# [Written task]
Provide an exact reproduction of every entry.

# [Material provided]
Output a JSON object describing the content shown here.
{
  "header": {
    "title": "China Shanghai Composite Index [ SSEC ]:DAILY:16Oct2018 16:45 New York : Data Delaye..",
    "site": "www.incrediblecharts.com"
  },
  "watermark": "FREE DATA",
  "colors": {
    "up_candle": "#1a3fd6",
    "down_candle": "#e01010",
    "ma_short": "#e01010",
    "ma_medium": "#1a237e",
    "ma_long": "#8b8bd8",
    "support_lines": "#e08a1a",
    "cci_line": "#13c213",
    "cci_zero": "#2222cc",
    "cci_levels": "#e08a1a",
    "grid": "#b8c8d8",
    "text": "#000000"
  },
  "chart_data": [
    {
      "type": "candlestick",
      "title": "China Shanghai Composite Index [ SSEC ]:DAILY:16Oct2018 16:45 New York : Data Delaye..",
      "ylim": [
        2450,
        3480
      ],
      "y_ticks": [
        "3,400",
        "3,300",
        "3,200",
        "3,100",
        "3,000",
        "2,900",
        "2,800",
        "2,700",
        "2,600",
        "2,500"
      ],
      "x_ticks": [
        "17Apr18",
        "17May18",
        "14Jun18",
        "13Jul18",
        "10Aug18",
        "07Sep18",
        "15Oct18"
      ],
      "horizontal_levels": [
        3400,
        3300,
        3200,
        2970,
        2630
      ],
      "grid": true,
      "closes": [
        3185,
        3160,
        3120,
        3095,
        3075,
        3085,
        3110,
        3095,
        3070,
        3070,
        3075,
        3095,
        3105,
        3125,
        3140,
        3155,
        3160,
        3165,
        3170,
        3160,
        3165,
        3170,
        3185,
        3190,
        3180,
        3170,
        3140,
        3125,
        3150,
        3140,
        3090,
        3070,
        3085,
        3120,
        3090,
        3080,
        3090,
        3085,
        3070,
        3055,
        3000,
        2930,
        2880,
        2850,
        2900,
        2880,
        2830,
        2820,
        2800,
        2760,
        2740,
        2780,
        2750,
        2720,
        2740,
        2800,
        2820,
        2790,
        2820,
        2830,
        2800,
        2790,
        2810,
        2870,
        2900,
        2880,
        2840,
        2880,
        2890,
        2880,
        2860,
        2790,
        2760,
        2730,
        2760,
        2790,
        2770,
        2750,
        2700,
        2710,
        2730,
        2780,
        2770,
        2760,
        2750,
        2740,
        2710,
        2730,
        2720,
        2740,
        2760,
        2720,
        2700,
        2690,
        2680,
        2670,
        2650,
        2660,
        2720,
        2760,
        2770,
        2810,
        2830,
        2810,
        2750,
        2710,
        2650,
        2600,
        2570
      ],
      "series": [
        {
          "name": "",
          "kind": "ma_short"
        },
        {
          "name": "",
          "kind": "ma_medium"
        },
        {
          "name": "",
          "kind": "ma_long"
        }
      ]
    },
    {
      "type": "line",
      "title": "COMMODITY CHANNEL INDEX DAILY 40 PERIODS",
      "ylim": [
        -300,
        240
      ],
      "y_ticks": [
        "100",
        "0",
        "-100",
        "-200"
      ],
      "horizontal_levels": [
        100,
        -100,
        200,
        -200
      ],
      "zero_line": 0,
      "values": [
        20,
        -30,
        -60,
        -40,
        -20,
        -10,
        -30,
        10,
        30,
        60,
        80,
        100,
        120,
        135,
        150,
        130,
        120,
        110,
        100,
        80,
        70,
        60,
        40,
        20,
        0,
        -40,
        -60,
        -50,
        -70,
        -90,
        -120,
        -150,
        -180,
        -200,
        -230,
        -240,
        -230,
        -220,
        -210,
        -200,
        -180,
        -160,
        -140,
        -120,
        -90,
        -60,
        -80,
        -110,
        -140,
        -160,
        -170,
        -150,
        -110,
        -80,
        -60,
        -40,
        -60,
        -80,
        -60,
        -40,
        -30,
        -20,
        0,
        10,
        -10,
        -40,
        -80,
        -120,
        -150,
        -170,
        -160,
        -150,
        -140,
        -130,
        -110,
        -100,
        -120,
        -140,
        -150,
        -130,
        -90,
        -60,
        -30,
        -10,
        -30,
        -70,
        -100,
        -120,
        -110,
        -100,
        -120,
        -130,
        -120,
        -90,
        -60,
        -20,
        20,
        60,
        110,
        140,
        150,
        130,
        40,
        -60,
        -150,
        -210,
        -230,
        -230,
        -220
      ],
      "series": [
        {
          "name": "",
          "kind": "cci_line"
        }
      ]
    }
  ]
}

# [Task output]
Output a JSON object describing the content shown here.
{
  "header": {
    "title": "China Shanghai Composite Index [ SSEC ]:DAILY:16Oct2018 16:45 New York : Data Delaye..",
    "site": "www.incrediblecharts.com"
  },
  "watermark": "FREE DATA",
  "colors": {
    "up_candle": "#1a3fd6",
    "down_candle": "#e01010",
    "ma_short": "#e01010",
    "ma_medium": "#1a237e",
    "ma_long": "#8b8bd8",
    "support_lines": "#e08a1a",
    "cci_line": "#13c213",
    "cci_zero": "#2222cc",
    "cci_levels": "#e08a1a",
    "grid": "#b8c8d8",
    "text": "#000000"
  },
  "chart_data": [
    {
      "type": "candlestick",
      "title": "China Shanghai Composite Index [ SSEC ]:DAILY:16Oct2018 16:45 New York : Data Delaye..",
      "ylim": [
        2450,
        3480
      ],
      "y_ticks": [
        "3,400",
        "3,300",
        "3,200",
        "3,100",
        "3,000",
        "2,900",
        "2,800",
        "2,700",
        "2,600",
        "2,500"
      ],
      "x_ticks": [
        "17Apr18",
        "17May18",
        "14Jun18",
        "13Jul18",
        "10Aug18",
        "07Sep18",
        "15Oct18"
      ],
      "horizontal_levels": [
        3400,
        3300,
        3200,
        2970,
        2630
      ],
      "grid": true,
      "closes": [
        3185,
        3160,
        3120,
        3095,
        3075,
        3085,
        3110,
        3095,
        3070,
        3070,
        3075,
        3095,
        3105,
        3125,
        3140,
        3155,
        3160,
        3165,
        3170,
        3160,
        3165,
        3170,
        3185,
        3190,
        3180,
        3170,
        3140,
        3125,
        3150,
        3140,
        3090,
        3070,
        3085,
        3120,
        3090,
        3080,
        3090,
        3085,
        3070,
        3055,
        3000,
        2930,
        2880,
        2850,
        2900,
        2880,
        2830,
        2820,
        2800,
        2760,
        2740,
        2780,
        2750,
        2720,
        2740,
        2800,
        2820,
        2790,
        2820,
        2830,
        2800,
        2790,
        2810,
        2870,
        2900,
        2880,
        2840,
        2880,
        2890,
        2880,
        2860,
        2790,
        2760,
        2730,
        2760,
        2790,
        2770,
        2750,
        2700,
        2710,
        2730,
        2780,
        2770,
        2760,
        2750,
        2740,
        2710,
        2730,
        2720,
        2740,
        2760,
        2720,
        2700,
        2690,
        2680,
        2670,
        2650,
        2660,
        2720,
        2760,
        2770,
        2810,
        2830,
        2810,
        2750,
        2710,
        2650,
        2600,
        2570
      ],
      "series": [
        {
          "name": "",
          "kind": "ma_short"
        },
        {
          "name": "",
          "kind": "ma_medium"
        },
        {
          "name": "",
          "kind": "ma_long"
        }
      ]
    },
    {
      "type": "line",
      "title": "COMMODITY CHANNEL INDEX DAILY 40 PERIODS",
      "ylim": [
        -300,
        240
      ],
      "y_ticks": [
        "100",
        "0",
        "-100",
        "-200"
      ],
      "horizontal_levels": [
        100,
        -100,
        200,
        -200
      ],
      "zero_line": 0,
      "values": [
        20,
        -30,
        -60,
        -40,
        -20,
        -10,
        -30,
        10,
        30,
        60,
        80,
        100,
        120,
        135,
        150,
        130,
        120,
        110,
        100,
        80,
        70,
        60,
        40,
        20,
        0,
        -40,
        -60,
        -50,
        -70,
        -90,
        -120,
        -150,
        -180,
        -200,
        -230,
        -240,
        -230,
        -220,
        -210,
        -200,
        -180,
        -160,
        -140,
        -120,
        -90,
        -60,
        -80,
        -110,
        -140,
        -160,
        -170,
        -150,
        -110,
        -80,
        -60,
        -40,
        -60,
        -80,
        -60,
        -40,
        -30,
        -20,
        0,
        10,
        -10,
        -40,
        -80,
        -120,
        -150,
        -170,
        -160,
        -150,
        -140,
        -130,
        -110,
        -100,
        -120,
        -140,
        -150,
        -130,
        -90,
        -60,
        -30,
        -10,
        -30,
        -70,
        -100,
        -120,
        -110,
        -100,
        -120,
        -130,
        -120,
        -90,
        -60,
        -20,
        20,
        60,
        110,
        140,
        150,
        130,
        40,
        -60,
        -150,
        -210,
        -230,
        -230,
        -220
      ],
      "series": [
        {
          "name": "",
          "kind": "cci_line"
        }
      ]
    }
  ]
}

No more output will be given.